[[ EXERCISE MATERIALS, beginning ]]
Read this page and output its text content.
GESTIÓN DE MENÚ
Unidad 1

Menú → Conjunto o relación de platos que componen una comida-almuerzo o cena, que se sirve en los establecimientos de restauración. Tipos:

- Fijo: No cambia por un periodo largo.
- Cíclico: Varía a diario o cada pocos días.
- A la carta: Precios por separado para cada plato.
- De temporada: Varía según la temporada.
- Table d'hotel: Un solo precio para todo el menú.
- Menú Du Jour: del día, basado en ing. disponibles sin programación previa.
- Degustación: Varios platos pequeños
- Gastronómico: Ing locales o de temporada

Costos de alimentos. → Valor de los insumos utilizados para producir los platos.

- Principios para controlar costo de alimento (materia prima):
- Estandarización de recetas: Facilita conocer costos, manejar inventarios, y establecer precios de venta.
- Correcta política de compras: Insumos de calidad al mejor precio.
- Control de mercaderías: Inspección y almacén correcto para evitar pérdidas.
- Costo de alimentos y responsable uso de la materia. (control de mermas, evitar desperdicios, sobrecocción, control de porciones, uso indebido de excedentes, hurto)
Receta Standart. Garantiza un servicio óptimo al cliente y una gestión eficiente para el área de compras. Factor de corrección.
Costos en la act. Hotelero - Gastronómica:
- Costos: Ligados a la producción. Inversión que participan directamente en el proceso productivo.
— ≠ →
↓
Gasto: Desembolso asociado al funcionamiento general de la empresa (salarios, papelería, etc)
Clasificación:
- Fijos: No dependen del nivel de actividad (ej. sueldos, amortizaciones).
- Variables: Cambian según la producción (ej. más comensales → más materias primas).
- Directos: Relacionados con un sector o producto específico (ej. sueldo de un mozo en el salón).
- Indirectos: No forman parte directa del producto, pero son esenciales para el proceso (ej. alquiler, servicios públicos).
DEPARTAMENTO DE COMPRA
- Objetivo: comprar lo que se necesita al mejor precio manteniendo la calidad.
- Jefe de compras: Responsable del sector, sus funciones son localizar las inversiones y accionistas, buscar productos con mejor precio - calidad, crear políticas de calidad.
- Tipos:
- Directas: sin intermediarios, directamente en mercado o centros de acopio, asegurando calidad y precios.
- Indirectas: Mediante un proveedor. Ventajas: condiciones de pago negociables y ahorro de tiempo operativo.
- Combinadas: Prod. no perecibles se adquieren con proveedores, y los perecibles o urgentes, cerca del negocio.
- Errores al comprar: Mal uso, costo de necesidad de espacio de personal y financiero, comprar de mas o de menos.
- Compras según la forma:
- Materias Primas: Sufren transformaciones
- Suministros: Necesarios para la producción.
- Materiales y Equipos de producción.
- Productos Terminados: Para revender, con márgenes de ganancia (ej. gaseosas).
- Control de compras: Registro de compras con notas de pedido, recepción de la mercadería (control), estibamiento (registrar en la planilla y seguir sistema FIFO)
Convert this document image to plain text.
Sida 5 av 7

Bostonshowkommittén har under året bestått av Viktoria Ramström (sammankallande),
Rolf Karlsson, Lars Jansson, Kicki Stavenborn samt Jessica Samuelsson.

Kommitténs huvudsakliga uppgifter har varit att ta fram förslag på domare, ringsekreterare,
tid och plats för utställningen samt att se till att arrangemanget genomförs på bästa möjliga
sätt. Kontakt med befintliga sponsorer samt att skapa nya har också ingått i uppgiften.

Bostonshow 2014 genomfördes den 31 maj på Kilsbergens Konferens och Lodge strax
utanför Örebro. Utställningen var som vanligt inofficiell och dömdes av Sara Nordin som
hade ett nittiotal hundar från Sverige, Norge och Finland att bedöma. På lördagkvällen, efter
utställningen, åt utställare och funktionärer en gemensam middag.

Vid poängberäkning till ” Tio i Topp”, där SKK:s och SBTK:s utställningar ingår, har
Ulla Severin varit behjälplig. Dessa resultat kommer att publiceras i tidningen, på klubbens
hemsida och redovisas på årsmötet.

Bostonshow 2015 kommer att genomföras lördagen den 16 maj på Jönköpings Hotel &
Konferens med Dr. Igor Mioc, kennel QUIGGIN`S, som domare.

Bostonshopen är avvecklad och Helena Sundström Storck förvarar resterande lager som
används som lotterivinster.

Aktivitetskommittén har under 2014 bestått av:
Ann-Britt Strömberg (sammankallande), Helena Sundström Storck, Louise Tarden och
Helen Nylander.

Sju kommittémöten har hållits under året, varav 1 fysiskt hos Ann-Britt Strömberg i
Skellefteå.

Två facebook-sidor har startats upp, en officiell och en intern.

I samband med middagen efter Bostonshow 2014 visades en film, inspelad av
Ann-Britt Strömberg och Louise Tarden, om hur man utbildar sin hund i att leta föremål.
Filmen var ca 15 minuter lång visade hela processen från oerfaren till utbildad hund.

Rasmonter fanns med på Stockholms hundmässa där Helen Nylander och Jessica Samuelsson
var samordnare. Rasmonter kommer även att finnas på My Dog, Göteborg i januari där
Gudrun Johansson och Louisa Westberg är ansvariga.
[[ EXERCISE MATERIALS, end ]]
ABOUT THIS EXERCISE> Copy the lines above that hold the word "directamente".

WRITTEN RESPONSE>
- Costos: Ligados a la producción. Inversión que participan directamente en el proceso productivo.
- Directas: sin intermediarios, directamente en mercado o centros de acopio, asegurando calidad y precios.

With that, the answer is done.